** Start of Input records **

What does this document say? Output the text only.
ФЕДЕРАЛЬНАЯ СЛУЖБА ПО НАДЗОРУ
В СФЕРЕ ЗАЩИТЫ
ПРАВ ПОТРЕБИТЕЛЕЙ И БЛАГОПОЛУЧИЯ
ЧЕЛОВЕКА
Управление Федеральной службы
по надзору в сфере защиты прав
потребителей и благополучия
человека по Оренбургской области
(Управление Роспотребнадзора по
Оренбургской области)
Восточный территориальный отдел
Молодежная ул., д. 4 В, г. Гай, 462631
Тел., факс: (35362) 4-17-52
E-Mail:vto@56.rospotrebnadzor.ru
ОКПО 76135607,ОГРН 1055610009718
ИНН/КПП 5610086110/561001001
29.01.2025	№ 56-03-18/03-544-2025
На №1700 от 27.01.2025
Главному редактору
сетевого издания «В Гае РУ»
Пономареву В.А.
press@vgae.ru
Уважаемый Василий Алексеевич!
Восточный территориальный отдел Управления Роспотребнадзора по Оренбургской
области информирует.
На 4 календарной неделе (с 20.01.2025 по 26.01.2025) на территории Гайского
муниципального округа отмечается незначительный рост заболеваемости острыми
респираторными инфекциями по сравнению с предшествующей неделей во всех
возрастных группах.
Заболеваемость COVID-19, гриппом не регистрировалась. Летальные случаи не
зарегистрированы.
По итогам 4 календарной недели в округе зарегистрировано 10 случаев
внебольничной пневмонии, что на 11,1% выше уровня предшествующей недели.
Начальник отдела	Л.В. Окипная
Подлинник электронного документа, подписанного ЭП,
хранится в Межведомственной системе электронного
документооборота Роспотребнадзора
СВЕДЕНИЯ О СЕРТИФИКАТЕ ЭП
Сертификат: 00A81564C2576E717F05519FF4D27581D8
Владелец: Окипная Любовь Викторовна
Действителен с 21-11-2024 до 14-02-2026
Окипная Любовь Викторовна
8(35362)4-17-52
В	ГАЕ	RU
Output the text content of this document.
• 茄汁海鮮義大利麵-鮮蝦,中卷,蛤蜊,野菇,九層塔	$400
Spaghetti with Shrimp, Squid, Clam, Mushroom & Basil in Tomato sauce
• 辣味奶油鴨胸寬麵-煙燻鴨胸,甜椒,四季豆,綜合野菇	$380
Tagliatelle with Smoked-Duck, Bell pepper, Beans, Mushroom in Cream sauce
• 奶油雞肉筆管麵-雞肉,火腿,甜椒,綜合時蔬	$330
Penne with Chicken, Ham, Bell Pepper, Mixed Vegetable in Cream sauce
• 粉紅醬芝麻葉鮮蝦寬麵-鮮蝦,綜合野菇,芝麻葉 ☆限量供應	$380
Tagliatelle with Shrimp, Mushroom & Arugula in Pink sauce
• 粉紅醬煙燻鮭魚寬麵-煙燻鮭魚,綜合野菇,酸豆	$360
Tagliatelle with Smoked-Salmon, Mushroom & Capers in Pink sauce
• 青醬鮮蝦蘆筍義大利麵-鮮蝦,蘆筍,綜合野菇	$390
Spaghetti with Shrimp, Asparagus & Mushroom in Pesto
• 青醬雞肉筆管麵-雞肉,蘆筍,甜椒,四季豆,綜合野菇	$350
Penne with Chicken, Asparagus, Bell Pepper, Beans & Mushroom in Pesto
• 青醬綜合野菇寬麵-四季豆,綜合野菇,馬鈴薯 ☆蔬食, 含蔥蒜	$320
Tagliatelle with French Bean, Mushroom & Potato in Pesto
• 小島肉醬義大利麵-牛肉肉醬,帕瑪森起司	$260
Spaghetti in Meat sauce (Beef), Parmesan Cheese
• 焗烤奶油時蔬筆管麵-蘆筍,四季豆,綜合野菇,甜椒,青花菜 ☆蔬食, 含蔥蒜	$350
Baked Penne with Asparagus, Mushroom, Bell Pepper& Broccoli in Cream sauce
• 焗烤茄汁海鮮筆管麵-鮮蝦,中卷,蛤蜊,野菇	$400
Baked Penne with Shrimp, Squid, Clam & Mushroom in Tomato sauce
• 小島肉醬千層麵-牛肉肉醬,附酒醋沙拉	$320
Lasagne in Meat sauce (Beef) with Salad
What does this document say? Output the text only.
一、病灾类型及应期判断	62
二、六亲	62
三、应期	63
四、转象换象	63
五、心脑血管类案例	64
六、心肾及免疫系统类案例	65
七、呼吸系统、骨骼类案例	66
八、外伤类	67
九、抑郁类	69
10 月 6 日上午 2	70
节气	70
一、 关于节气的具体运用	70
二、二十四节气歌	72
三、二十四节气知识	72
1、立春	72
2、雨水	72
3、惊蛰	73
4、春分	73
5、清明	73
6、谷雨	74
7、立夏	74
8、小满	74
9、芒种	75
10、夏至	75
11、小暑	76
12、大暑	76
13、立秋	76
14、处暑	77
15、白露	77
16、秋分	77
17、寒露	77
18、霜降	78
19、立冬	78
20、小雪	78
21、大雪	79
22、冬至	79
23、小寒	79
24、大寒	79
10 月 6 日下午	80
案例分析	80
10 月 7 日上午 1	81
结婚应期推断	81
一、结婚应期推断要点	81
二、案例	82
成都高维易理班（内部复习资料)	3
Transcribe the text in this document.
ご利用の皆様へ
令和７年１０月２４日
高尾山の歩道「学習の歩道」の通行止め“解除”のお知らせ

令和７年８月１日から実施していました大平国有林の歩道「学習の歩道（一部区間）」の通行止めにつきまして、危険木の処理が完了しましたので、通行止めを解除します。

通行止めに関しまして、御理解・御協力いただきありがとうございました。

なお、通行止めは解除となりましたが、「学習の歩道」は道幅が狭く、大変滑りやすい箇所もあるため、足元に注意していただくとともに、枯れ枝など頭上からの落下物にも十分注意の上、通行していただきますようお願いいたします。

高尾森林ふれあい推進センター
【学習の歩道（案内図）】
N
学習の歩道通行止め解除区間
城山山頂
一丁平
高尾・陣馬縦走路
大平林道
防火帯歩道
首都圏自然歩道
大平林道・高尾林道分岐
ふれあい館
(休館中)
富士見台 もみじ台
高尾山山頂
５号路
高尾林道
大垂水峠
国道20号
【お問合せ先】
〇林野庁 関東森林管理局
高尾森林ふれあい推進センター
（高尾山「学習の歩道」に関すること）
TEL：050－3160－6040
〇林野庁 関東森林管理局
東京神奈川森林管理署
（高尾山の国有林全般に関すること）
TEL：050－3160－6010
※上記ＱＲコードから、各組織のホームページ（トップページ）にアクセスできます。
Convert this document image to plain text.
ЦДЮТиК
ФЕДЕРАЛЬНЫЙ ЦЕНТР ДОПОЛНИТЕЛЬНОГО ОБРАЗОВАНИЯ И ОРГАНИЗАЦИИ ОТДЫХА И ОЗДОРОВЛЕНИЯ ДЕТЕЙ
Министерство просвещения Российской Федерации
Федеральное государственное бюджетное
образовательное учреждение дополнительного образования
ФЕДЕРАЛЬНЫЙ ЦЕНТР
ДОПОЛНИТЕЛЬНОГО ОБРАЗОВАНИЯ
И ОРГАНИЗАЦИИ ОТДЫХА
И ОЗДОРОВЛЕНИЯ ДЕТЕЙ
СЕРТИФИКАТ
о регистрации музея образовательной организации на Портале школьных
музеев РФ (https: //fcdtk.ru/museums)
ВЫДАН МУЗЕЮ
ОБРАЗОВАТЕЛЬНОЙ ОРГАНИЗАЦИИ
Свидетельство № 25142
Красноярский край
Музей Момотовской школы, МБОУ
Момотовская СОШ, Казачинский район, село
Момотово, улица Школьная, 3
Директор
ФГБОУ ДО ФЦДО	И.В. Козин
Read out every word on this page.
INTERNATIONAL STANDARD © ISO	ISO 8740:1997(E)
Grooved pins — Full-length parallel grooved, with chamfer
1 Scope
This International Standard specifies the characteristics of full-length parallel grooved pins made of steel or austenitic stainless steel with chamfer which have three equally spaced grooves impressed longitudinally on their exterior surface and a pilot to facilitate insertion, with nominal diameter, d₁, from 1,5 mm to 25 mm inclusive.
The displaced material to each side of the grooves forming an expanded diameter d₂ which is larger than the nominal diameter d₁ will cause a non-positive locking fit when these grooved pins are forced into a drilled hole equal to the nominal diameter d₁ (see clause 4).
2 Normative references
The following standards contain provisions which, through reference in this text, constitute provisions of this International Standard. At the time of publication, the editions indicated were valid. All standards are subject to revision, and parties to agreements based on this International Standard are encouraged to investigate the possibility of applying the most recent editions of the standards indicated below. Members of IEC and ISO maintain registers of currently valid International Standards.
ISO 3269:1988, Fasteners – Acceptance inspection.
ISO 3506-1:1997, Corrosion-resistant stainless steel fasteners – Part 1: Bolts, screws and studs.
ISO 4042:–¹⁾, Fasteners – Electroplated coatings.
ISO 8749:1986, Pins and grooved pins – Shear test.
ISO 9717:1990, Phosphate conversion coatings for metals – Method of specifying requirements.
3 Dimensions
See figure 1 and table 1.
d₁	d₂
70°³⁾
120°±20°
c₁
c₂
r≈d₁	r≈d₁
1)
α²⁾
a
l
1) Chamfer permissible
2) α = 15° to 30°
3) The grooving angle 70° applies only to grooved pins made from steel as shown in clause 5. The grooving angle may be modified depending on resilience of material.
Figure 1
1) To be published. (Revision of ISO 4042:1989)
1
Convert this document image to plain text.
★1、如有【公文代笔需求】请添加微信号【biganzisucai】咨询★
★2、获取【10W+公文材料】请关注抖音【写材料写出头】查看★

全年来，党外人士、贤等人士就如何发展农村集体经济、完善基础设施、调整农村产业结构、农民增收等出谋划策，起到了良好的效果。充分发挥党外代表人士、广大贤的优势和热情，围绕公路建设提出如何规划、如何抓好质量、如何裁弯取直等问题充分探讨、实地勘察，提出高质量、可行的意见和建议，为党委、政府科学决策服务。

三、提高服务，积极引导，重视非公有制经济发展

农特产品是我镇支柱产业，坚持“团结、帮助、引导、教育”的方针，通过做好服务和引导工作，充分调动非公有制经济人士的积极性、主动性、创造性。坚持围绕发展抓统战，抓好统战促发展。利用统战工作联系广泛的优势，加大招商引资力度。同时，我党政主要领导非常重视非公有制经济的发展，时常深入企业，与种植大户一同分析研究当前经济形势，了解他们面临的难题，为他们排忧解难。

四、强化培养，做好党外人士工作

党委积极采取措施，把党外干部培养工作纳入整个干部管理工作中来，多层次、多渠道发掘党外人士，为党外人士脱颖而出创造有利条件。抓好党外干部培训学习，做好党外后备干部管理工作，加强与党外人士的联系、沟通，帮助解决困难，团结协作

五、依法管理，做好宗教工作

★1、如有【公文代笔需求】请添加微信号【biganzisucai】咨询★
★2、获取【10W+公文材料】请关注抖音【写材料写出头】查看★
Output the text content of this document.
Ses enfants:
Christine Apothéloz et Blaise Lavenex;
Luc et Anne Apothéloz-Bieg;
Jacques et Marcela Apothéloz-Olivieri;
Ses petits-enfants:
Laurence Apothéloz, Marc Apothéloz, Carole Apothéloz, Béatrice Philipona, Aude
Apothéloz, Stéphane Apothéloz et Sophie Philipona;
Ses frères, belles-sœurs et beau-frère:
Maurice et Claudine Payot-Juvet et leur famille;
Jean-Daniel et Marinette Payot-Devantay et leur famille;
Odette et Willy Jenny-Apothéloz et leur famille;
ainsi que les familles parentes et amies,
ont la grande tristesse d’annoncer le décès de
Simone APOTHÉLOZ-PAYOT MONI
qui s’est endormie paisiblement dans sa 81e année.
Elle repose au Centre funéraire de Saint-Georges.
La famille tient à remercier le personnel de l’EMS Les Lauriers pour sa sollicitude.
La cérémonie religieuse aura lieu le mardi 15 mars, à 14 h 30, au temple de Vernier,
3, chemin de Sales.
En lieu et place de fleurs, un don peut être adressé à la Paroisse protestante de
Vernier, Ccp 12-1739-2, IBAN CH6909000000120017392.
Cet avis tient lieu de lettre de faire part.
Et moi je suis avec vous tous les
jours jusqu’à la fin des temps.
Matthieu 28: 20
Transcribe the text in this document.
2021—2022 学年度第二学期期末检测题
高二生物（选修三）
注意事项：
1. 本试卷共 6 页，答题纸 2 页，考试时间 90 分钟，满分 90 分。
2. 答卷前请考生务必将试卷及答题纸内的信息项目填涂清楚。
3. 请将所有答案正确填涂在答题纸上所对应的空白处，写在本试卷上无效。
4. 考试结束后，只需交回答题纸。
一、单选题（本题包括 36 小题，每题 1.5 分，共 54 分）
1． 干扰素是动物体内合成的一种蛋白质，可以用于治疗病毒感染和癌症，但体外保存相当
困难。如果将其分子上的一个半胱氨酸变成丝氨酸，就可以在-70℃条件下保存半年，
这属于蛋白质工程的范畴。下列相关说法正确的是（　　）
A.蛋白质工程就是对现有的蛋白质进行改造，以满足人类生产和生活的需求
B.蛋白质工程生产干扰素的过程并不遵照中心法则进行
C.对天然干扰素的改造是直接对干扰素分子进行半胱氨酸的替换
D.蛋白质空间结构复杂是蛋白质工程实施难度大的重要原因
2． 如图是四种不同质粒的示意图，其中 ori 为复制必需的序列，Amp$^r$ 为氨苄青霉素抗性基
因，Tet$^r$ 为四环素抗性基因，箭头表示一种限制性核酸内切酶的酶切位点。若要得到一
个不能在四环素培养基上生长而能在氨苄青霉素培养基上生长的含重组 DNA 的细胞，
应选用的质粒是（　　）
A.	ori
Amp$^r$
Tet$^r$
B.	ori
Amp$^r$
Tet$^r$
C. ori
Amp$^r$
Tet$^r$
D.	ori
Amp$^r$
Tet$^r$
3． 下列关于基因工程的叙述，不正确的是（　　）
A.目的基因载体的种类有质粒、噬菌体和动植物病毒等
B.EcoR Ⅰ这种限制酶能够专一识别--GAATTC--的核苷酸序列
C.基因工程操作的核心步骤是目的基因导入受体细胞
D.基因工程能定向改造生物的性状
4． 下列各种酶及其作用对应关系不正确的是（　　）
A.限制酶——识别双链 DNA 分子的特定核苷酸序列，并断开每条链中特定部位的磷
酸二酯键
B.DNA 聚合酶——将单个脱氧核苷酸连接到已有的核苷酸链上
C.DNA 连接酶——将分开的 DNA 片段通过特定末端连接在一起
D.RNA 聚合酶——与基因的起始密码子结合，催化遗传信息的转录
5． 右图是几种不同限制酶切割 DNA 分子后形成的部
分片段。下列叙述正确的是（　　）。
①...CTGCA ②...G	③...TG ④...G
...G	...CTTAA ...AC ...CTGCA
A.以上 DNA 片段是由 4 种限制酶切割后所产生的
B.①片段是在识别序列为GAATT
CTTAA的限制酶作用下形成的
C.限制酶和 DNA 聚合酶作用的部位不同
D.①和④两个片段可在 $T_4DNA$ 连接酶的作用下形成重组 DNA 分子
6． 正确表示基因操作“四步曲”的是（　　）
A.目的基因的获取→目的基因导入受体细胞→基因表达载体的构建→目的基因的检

** End of Input records **

_Exercise_
Reproduce each line of the material containing the word "календарной".

_Written response_
На 4 календарной неделе (с 20.01.2025 по 26.01.2025) на территории Гайского
По итогам 4 календарной недели в округе зарегистрировано 10 случаев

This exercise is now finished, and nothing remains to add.